Prompt
Answer with one number: how many lines have "live".

Listing
▼

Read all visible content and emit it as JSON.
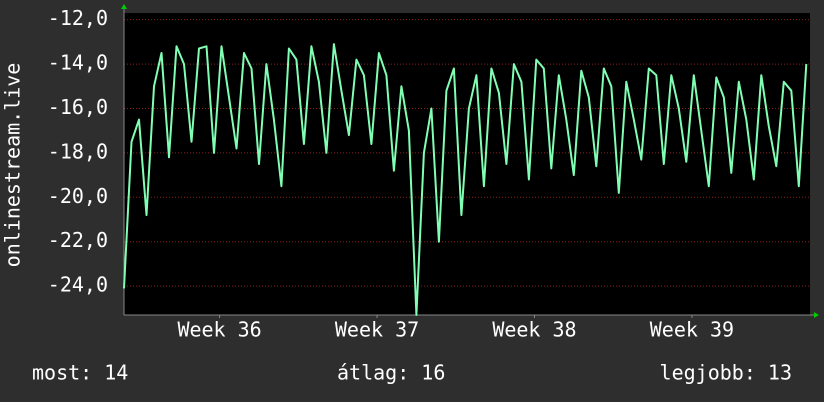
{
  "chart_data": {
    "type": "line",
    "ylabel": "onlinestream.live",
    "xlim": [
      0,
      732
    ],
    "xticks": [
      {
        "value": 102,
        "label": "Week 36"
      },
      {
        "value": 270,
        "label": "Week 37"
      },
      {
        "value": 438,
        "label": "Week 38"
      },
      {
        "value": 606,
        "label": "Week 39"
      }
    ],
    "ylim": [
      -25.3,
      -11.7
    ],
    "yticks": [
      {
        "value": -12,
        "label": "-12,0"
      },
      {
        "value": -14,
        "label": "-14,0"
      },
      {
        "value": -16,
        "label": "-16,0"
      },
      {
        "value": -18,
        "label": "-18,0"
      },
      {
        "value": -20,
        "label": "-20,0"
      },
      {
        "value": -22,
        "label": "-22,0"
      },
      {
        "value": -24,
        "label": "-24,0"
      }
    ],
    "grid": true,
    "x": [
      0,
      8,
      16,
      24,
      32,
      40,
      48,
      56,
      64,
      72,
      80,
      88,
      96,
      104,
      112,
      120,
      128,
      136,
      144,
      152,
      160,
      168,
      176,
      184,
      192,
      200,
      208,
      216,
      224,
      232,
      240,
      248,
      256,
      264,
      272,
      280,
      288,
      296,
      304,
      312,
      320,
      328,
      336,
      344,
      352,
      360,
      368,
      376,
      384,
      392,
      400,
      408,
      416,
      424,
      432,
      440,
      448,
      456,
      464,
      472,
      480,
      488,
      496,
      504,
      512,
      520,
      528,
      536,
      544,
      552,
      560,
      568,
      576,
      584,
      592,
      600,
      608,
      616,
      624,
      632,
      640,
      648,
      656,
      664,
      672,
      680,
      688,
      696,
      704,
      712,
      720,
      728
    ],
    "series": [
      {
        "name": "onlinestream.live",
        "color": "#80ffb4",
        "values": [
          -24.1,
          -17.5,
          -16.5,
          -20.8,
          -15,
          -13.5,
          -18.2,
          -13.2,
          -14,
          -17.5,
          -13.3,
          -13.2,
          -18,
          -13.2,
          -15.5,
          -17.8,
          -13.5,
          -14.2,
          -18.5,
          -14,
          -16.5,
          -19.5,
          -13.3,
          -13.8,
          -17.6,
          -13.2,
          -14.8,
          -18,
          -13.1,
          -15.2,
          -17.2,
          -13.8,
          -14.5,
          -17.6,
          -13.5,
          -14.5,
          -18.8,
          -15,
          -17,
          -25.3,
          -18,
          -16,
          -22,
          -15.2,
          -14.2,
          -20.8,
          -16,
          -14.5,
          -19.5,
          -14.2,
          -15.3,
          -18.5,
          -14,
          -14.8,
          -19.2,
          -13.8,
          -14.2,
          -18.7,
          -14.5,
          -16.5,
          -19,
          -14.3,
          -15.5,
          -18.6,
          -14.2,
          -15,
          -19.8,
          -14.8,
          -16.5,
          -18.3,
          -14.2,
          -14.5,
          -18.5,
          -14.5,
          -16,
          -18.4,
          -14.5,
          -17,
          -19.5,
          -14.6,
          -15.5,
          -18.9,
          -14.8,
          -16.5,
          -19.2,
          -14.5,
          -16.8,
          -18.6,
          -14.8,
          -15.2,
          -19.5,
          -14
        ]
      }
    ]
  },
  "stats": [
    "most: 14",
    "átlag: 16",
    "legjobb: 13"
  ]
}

▲
▼

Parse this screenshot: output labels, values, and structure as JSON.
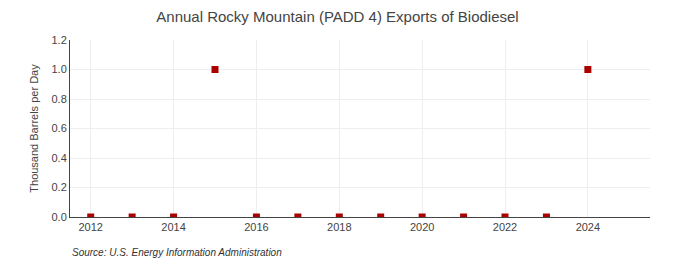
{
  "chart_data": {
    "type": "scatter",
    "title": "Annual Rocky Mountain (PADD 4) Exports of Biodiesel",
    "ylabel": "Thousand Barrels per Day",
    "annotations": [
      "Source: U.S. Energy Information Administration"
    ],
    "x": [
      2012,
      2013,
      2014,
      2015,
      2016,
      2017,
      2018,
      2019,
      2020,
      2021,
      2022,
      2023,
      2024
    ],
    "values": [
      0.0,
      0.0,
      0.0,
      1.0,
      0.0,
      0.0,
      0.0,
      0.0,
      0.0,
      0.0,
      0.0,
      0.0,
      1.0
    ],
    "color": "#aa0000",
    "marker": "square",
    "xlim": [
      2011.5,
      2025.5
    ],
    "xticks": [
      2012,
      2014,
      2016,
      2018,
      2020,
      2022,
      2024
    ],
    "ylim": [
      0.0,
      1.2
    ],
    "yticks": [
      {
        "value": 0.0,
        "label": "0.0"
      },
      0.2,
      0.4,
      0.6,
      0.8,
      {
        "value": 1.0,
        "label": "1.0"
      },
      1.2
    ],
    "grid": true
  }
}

▲

Final answer
2